* **EXERCISE GOAL**: In the following material, identify every line holding the string "symbol" and return it.
"""
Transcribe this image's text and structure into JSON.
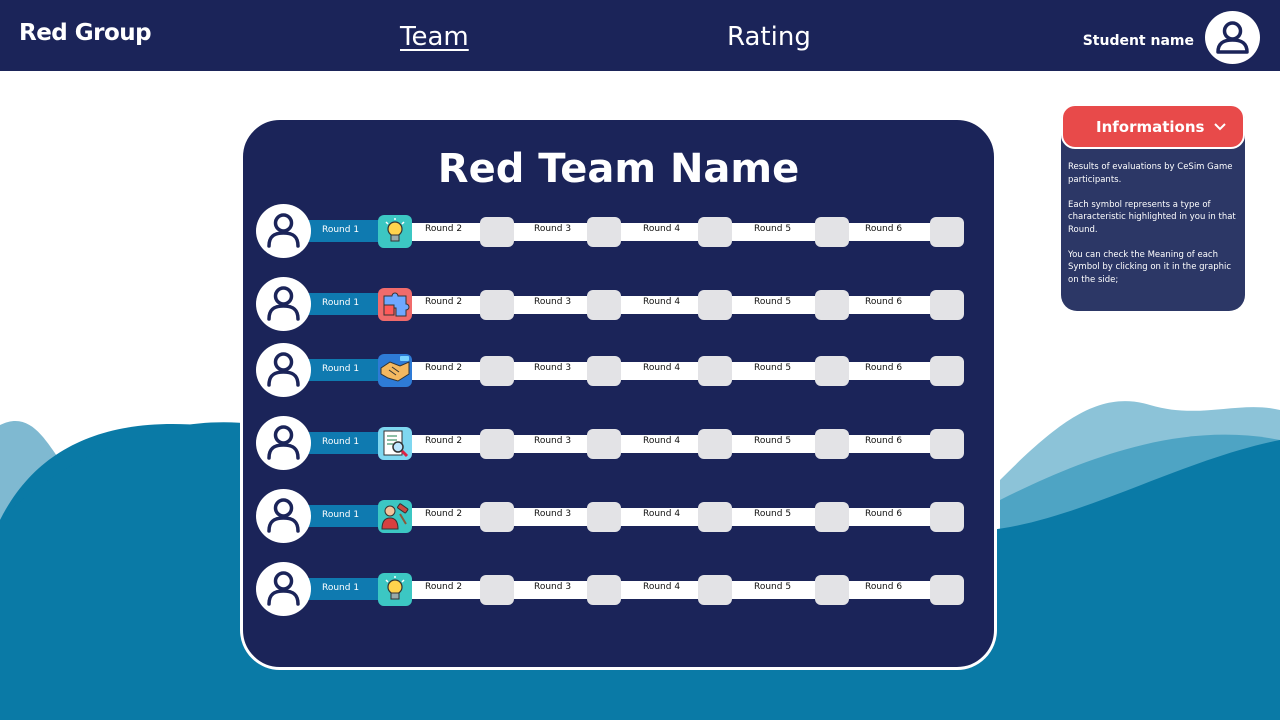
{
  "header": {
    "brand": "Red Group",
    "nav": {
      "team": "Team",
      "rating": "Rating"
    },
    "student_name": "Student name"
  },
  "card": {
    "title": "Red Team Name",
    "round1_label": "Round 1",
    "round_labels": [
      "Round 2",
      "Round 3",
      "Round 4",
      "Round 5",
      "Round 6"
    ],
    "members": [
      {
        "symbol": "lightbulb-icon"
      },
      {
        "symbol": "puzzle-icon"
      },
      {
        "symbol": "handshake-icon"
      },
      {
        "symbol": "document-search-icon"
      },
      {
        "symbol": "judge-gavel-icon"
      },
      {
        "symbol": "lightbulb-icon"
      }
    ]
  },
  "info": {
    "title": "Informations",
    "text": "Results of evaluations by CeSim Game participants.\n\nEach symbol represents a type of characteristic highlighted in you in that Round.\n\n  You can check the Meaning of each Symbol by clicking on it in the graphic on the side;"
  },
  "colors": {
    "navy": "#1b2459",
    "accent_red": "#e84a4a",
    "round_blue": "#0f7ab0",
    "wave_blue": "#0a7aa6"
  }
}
"""
"""
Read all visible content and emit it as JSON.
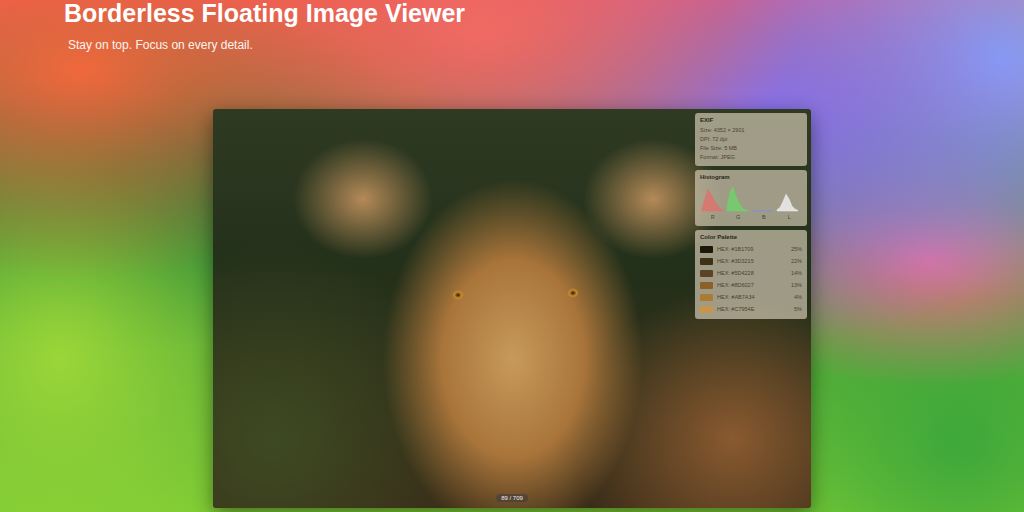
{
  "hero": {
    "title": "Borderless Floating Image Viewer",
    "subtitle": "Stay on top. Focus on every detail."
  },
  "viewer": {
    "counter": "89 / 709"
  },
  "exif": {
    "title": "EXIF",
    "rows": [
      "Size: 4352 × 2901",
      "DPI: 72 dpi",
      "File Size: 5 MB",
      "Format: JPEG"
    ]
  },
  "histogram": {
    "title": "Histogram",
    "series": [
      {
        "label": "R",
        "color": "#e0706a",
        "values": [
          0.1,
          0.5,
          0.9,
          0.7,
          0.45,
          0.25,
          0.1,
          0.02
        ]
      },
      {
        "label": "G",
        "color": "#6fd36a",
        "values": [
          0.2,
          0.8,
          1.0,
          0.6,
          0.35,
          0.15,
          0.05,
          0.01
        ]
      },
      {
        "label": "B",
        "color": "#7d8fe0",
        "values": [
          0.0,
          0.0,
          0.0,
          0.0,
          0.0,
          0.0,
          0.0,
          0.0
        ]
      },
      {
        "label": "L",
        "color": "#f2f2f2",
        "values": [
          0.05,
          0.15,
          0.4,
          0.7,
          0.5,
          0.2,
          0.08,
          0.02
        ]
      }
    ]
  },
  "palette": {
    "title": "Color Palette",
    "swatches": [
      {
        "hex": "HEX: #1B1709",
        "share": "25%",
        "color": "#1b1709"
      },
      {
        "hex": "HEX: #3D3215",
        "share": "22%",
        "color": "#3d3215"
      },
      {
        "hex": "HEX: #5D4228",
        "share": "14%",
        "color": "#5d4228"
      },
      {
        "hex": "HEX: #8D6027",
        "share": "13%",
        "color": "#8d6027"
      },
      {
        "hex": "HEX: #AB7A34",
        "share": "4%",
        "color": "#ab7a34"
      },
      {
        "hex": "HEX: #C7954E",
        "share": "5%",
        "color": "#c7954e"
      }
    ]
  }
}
"""
* **EXERCISE OUTPUT**:
        "symbol": "lightbulb-icon"
        "symbol": "puzzle-icon"
        "symbol": "handshake-icon"
        "symbol": "document-search-icon"
        "symbol": "judge-gavel-icon"
        "symbol": "lightbulb-icon"
    "text": "Results of evaluations by CeSim Game participants.\n\nEach symbol represents a type of characteristic highlighted in you in that Round.\n\n  You can check the Meaning of each Symbol by clicking on it in the graphic on the side;"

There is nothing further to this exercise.